* WORK REQUIRED *
Omit the pictures, then reproduce every remaining record exactly.

[Rows from a figure dataset]
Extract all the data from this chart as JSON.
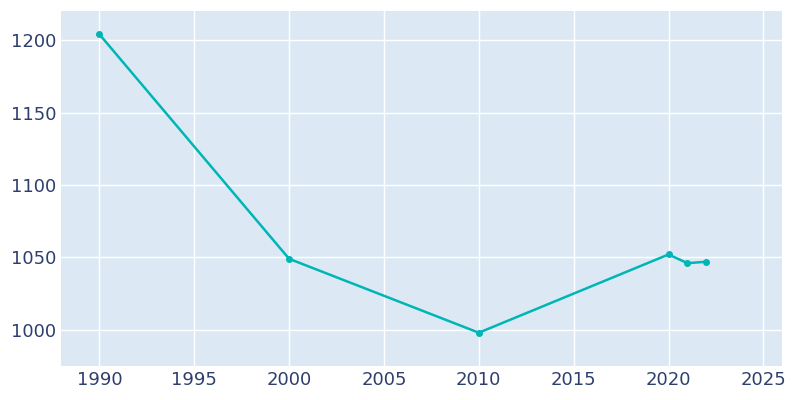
{
  "years": [
    1990,
    2000,
    2010,
    2020,
    2021,
    2022
  ],
  "population": [
    1204,
    1049,
    998,
    1052,
    1046,
    1047
  ],
  "line_color": "#00B5B5",
  "marker": "o",
  "marker_size": 4,
  "line_width": 1.8,
  "axes_background_color": "#dce9f5",
  "figure_background_color": "#ffffff",
  "grid_color": "#ffffff",
  "xlim": [
    1988,
    2026
  ],
  "ylim": [
    975,
    1220
  ],
  "xticks": [
    1990,
    1995,
    2000,
    2005,
    2010,
    2015,
    2020,
    2025
  ],
  "yticks": [
    1000,
    1050,
    1100,
    1150,
    1200
  ],
  "tick_color": "#2e3f6e",
  "tick_fontsize": 13
}
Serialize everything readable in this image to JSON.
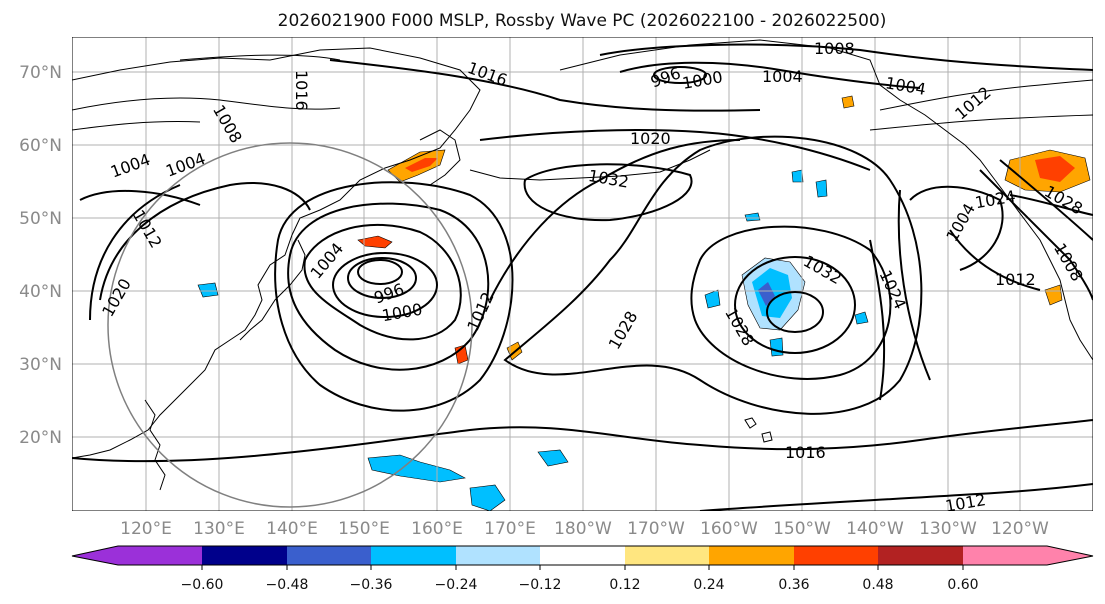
{
  "title": "2026021900 F000 MSLP, Rossby Wave PC (2026022100 - 2026022500)",
  "lat_ticks": [
    "70°N",
    "60°N",
    "50°N",
    "40°N",
    "30°N",
    "20°N"
  ],
  "lon_ticks": [
    "120°E",
    "130°E",
    "140°E",
    "150°E",
    "160°E",
    "170°E",
    "180°W",
    "170°W",
    "160°W",
    "150°W",
    "140°W",
    "130°W",
    "120°W"
  ],
  "contour_labels": [
    "1008",
    "1004",
    "996",
    "1000",
    "1016",
    "1004",
    "1012",
    "1020",
    "1032",
    "1008",
    "1004",
    "1016",
    "1004",
    "1004",
    "996",
    "1000",
    "1012",
    "1020",
    "1012",
    "1028",
    "1032",
    "1024",
    "1028",
    "1016",
    "1012",
    "1012",
    "1024",
    "1028",
    "1008",
    "1004"
  ],
  "colorbar": {
    "labels": [
      "−0.60",
      "−0.48",
      "−0.36",
      "−0.24",
      "−0.12",
      "0.12",
      "0.24",
      "0.36",
      "0.48",
      "0.60"
    ],
    "colors": [
      "#9b30d9",
      "#00008b",
      "#3a5fcd",
      "#00bfff",
      "#b0e2ff",
      "#ffffff",
      "#ffe680",
      "#ffa500",
      "#ff4000",
      "#b22222",
      "#ff82ab"
    ]
  },
  "colors": {
    "contour": "#000000",
    "grid": "#b0b0b0",
    "tick_label": "#8a8a8a",
    "circle": "#808080"
  }
}
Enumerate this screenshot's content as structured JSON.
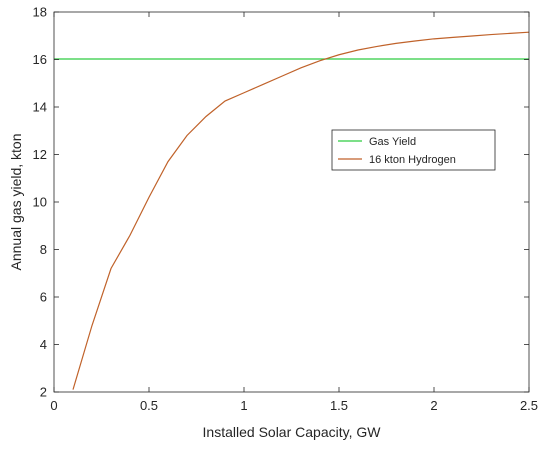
{
  "chart_data": {
    "type": "line",
    "title": "",
    "xlabel": "Installed Solar Capacity, GW",
    "ylabel": "Annual gas yield, kton",
    "xlim": [
      0,
      2.5
    ],
    "ylim": [
      2,
      18
    ],
    "xticks": [
      0,
      0.5,
      1,
      1.5,
      2,
      2.5
    ],
    "xtick_labels": [
      "0",
      "0.5",
      "1",
      "1.5",
      "2",
      "2.5"
    ],
    "yticks": [
      2,
      4,
      6,
      8,
      10,
      12,
      14,
      16,
      18
    ],
    "ytick_labels": [
      "2",
      "4",
      "6",
      "8",
      "10",
      "12",
      "14",
      "16",
      "18"
    ],
    "grid": false,
    "legend_position": "center-right",
    "series": [
      {
        "name": "Gas Yield",
        "color": "#2ecc40",
        "x": [
          0,
          2.5
        ],
        "y": [
          16.02,
          16.02
        ]
      },
      {
        "name": "16 kton Hydrogen",
        "color": "#c0622a",
        "x": [
          0.1,
          0.2,
          0.3,
          0.4,
          0.5,
          0.6,
          0.7,
          0.8,
          0.9,
          1.0,
          1.1,
          1.2,
          1.3,
          1.4,
          1.5,
          1.6,
          1.7,
          1.8,
          1.9,
          2.0,
          2.1,
          2.2,
          2.3,
          2.4,
          2.5
        ],
        "y": [
          2.1,
          4.8,
          7.2,
          8.6,
          10.2,
          11.7,
          12.8,
          13.6,
          14.25,
          14.6,
          14.95,
          15.3,
          15.65,
          15.95,
          16.2,
          16.4,
          16.55,
          16.68,
          16.78,
          16.87,
          16.93,
          16.99,
          17.05,
          17.1,
          17.15
        ]
      }
    ]
  }
}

* TASK RESPONSE *
Extract all the data from this chart as JSON.
{
  "years": [
    1990,
    2000,
    2010,
    2020,
    2021,
    2022
  ],
  "population": [
    1204,
    1049,
    998,
    1052,
    1046,
    1047
  ],
  "line_color": "#00B5B5",
  "marker": "o",
  "marker_size": 4,
  "line_width": 1.8,
  "axes_background_color": "#dce9f5",
  "figure_background_color": "#ffffff",
  "grid_color": "#ffffff",
  "xlim": [
    1988,
    2026
  ],
  "ylim": [
    975,
    1220
  ],
  "xticks": [
    1990,
    1995,
    2000,
    2005,
    2010,
    2015,
    2020,
    2025
  ],
  "yticks": [
    1000,
    1050,
    1100,
    1150,
    1200
  ],
  "tick_color": "#2e3f6e",
  "tick_fontsize": 13
}
Serialize everything readable in this image to JSON.
{
  "title": "2026021900 F000 MSLP, Rossby Wave PC (2026022100 - 2026022500)",
  "lat_ticks": [
    "70°N",
    "60°N",
    "50°N",
    "40°N",
    "30°N",
    "20°N"
  ],
  "lon_ticks": [
    "120°E",
    "130°E",
    "140°E",
    "150°E",
    "160°E",
    "170°E",
    "180°W",
    "170°W",
    "160°W",
    "150°W",
    "140°W",
    "130°W",
    "120°W"
  ],
  "contour_labels": [
    "1008",
    "1004",
    "996",
    "1000",
    "1016",
    "1004",
    "1012",
    "1020",
    "1032",
    "1008",
    "1004",
    "1016",
    "1004",
    "1004",
    "996",
    "1000",
    "1012",
    "1020",
    "1012",
    "1028",
    "1032",
    "1024",
    "1028",
    "1016",
    "1012",
    "1012",
    "1024",
    "1028",
    "1008",
    "1004"
  ],
  "colorbar": {
    "labels": [
      "−0.60",
      "−0.48",
      "−0.36",
      "−0.24",
      "−0.12",
      "0.12",
      "0.24",
      "0.36",
      "0.48",
      "0.60"
    ],
    "colors": [
      "#9b30d9",
      "#00008b",
      "#3a5fcd",
      "#00bfff",
      "#b0e2ff",
      "#ffffff",
      "#ffe680",
      "#ffa500",
      "#ff4000",
      "#b22222",
      "#ff82ab"
    ]
  },
  "colors": {
    "contour": "#000000",
    "grid": "#b0b0b0",
    "tick_label": "#8a8a8a",
    "circle": "#808080"
  }
}
Enumerate this screenshot's content as structured JSON.
{
  "chart_data": {
    "type": "line",
    "title": "",
    "xlabel": "Installed Solar Capacity, GW",
    "ylabel": "Annual gas yield, kton",
    "xlim": [
      0,
      2.5
    ],
    "ylim": [
      2,
      18
    ],
    "xticks": [
      0,
      0.5,
      1,
      1.5,
      2,
      2.5
    ],
    "xtick_labels": [
      "0",
      "0.5",
      "1",
      "1.5",
      "2",
      "2.5"
    ],
    "yticks": [
      2,
      4,
      6,
      8,
      10,
      12,
      14,
      16,
      18
    ],
    "ytick_labels": [
      "2",
      "4",
      "6",
      "8",
      "10",
      "12",
      "14",
      "16",
      "18"
    ],
    "grid": false,
    "legend_position": "center-right",
    "series": [
      {
        "name": "Gas Yield",
        "color": "#2ecc40",
        "x": [
          0,
          2.5
        ],
        "y": [
          16.02,
          16.02
        ]
      },
      {
        "name": "16 kton Hydrogen",
        "color": "#c0622a",
        "x": [
          0.1,
          0.2,
          0.3,
          0.4,
          0.5,
          0.6,
          0.7,
          0.8,
          0.9,
          1.0,
          1.1,
          1.2,
          1.3,
          1.4,
          1.5,
          1.6,
          1.7,
          1.8,
          1.9,
          2.0,
          2.1,
          2.2,
          2.3,
          2.4,
          2.5
        ],
        "y": [
          2.1,
          4.8,
          7.2,
          8.6,
          10.2,
          11.7,
          12.8,
          13.6,
          14.25,
          14.6,
          14.95,
          15.3,
          15.65,
          15.95,
          16.2,
          16.4,
          16.55,
          16.68,
          16.78,
          16.87,
          16.93,
          16.99,
          17.05,
          17.1,
          17.15
        ]
      }
    ]
  }
}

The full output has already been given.